--- Exercise input ---
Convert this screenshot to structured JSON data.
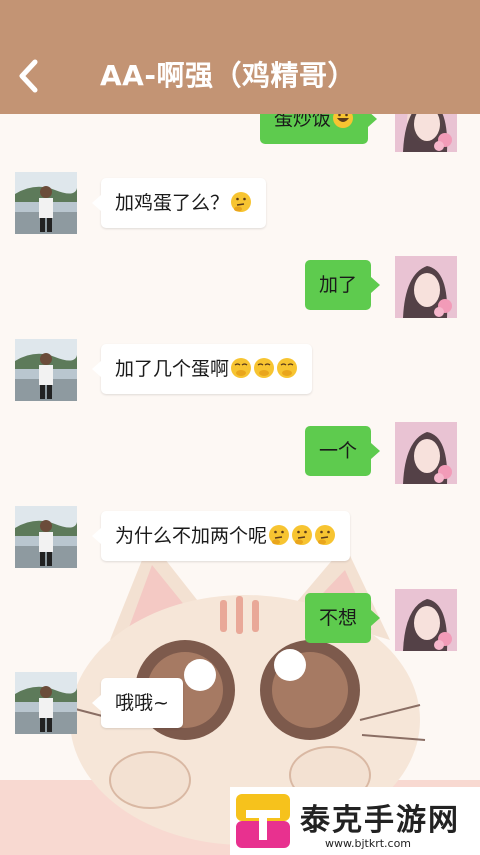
{
  "header": {
    "title": "AA-啊强（鸡精哥）",
    "back_icon": "chevron-left-icon",
    "background": "#c39474"
  },
  "messages": [
    {
      "side": "out",
      "text": "蛋炒饭",
      "emoji": [
        "grin"
      ]
    },
    {
      "side": "in",
      "text": "加鸡蛋了么？",
      "emoji": [
        "thinking"
      ]
    },
    {
      "side": "out",
      "text": "加了",
      "emoji": []
    },
    {
      "side": "in",
      "text": "加了几个蛋啊",
      "emoji": [
        "giggle",
        "giggle",
        "giggle"
      ]
    },
    {
      "side": "out",
      "text": "一个",
      "emoji": []
    },
    {
      "side": "in",
      "text": "为什么不加两个呢",
      "emoji": [
        "thinking",
        "thinking",
        "thinking"
      ]
    },
    {
      "side": "out",
      "text": "不想",
      "emoji": []
    },
    {
      "side": "in",
      "text": "哦哦~",
      "emoji": []
    }
  ],
  "colors": {
    "outgoing_bubble": "#5ecb4e",
    "incoming_bubble": "#ffffff",
    "chat_background": "#fdf8f4"
  },
  "watermark": {
    "name": "泰克手游网",
    "url": "www.bjtkrt.com"
  }
}
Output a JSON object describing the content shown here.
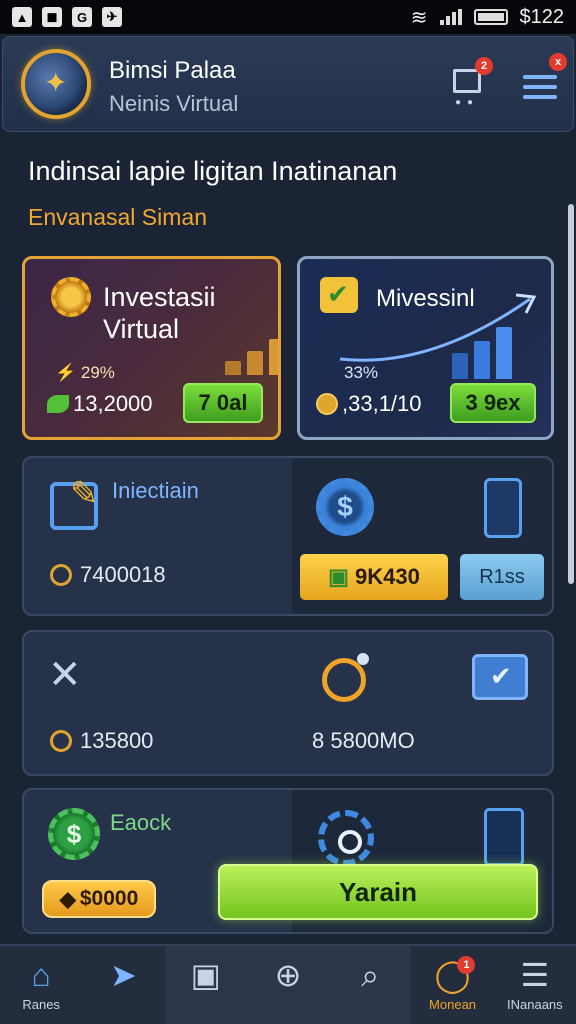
{
  "status_bar": {
    "left_icons": [
      "image-icon",
      "photo-icon",
      "g-icon",
      "game-icon"
    ],
    "left_glyphs": [
      "▲",
      "◼",
      "G",
      "✈"
    ],
    "wifi_glyph": "≋",
    "time": "$122"
  },
  "header": {
    "app_title": "Bimsi Palaa",
    "app_subtitle": "Neinis Virtual",
    "cart_badge": "2",
    "menu_badge": "x"
  },
  "headline": "Indinsai lapie ligitan Inatinanan",
  "subheadline": "Envanasal Siman",
  "cards": [
    {
      "title": "Investasii Virtual",
      "percent": "29%",
      "amount": "13,2000",
      "button": "7 0al",
      "accent": "#e5a335"
    },
    {
      "title": "Mivessinl",
      "percent": "33%",
      "amount": ",33,1/10",
      "button": "3 9ex",
      "accent": "#8ea5c4"
    }
  ],
  "panels": [
    {
      "label": "Iniectiain",
      "value": "7400018",
      "button_primary": "9K430",
      "button_secondary": "R1ss"
    },
    {
      "value_left": "135800",
      "value_right": "8 5800MO"
    },
    {
      "label": "Eaock",
      "button_amount": "$0000",
      "cta": "Yarain"
    }
  ],
  "bottom_nav": [
    {
      "icon": "home-icon",
      "glyph": "⌂",
      "label": "Ranes",
      "color": "#5aa0f0"
    },
    {
      "icon": "send-icon",
      "glyph": "➤",
      "label": "",
      "color": "#7fb4ff"
    },
    {
      "icon": "wallet-icon",
      "glyph": "▣",
      "label": "",
      "color": "#c8d3e6"
    },
    {
      "icon": "plus-icon",
      "glyph": "⊕",
      "label": "",
      "color": "#c8d3e6"
    },
    {
      "icon": "search-icon",
      "glyph": "⌕",
      "label": "",
      "color": "#c8d3e6"
    },
    {
      "icon": "target-icon",
      "glyph": "◯",
      "label": "Monean",
      "color": "#f0a32a",
      "badge": "1"
    },
    {
      "icon": "menu-icon",
      "glyph": "☰",
      "label": "INanaans",
      "color": "#c8d3e6"
    }
  ],
  "colors": {
    "background": "#1b2435",
    "accent_gold": "#e5a335",
    "accent_blue": "#5aa0f0",
    "accent_green": "#7bdc3a"
  }
}
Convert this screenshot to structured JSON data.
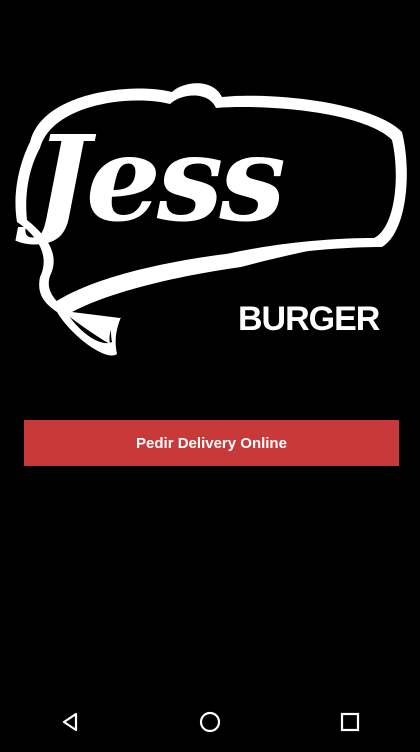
{
  "app": {
    "logo": {
      "wordmark": "Jess",
      "subtitle": "BURGER"
    }
  },
  "main": {
    "cta_label": "Pedir Delivery Online",
    "cta_color": "#c8393a"
  },
  "navbar": {
    "items": [
      {
        "icon": "back-triangle-icon"
      },
      {
        "icon": "home-circle-icon"
      },
      {
        "icon": "recents-square-icon"
      }
    ]
  }
}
---
# Set exercise
Of the lines in this listing, how many contain "Virtual"? Reply with the number and nothing more.

# Expected answer
2